• **What the task requires**:
Among the lines of this listing, determine how many contain the string "favorable". Answer with the number only.

• **Stored rows**:
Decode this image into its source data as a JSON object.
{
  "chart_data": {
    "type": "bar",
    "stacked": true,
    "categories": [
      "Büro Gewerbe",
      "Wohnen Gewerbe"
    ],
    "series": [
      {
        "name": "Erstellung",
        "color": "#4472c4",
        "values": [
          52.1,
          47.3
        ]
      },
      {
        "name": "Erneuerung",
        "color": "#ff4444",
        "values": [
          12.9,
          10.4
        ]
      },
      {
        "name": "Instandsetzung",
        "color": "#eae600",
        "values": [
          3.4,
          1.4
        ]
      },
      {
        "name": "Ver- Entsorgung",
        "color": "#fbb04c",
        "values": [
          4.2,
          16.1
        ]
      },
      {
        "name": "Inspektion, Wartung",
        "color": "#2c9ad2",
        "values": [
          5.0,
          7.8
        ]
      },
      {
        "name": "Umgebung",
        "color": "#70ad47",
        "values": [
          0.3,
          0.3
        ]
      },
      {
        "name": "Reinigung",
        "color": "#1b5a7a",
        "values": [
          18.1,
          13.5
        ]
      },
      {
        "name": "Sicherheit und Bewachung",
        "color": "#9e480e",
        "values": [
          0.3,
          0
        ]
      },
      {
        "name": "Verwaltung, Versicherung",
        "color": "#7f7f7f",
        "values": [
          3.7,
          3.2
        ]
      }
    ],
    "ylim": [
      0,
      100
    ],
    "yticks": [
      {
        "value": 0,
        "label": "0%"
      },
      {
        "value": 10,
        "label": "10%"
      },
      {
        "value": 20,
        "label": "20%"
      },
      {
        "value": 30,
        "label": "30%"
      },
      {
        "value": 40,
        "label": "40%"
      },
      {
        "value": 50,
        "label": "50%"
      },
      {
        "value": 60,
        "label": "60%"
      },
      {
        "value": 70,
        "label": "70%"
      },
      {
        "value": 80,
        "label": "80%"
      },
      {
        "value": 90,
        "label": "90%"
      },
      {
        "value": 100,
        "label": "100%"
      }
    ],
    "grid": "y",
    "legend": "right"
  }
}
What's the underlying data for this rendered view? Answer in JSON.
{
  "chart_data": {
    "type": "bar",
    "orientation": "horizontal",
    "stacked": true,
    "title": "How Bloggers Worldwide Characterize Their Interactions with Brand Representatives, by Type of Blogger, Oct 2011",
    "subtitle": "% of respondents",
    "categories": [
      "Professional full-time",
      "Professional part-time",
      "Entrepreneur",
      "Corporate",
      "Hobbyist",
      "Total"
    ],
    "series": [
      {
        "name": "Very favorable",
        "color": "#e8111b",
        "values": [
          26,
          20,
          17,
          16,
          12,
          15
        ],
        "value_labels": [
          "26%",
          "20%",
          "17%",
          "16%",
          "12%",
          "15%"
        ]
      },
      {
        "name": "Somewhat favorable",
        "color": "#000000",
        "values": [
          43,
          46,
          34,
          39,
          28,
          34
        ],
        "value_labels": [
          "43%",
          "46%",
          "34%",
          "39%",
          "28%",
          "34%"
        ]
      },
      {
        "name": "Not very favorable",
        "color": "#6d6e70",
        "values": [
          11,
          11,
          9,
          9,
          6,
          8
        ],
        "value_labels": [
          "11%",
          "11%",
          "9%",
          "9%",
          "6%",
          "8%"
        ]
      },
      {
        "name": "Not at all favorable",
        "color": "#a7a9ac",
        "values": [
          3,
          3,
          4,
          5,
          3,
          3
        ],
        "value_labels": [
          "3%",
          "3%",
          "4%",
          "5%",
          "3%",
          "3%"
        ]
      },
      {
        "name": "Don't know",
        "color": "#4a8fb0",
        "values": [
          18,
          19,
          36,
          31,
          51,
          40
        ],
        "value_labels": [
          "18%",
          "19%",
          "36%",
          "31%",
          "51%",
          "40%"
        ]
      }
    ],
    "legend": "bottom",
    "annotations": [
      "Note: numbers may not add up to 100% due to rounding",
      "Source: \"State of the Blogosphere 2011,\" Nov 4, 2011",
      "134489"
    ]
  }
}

• **Task response**:
4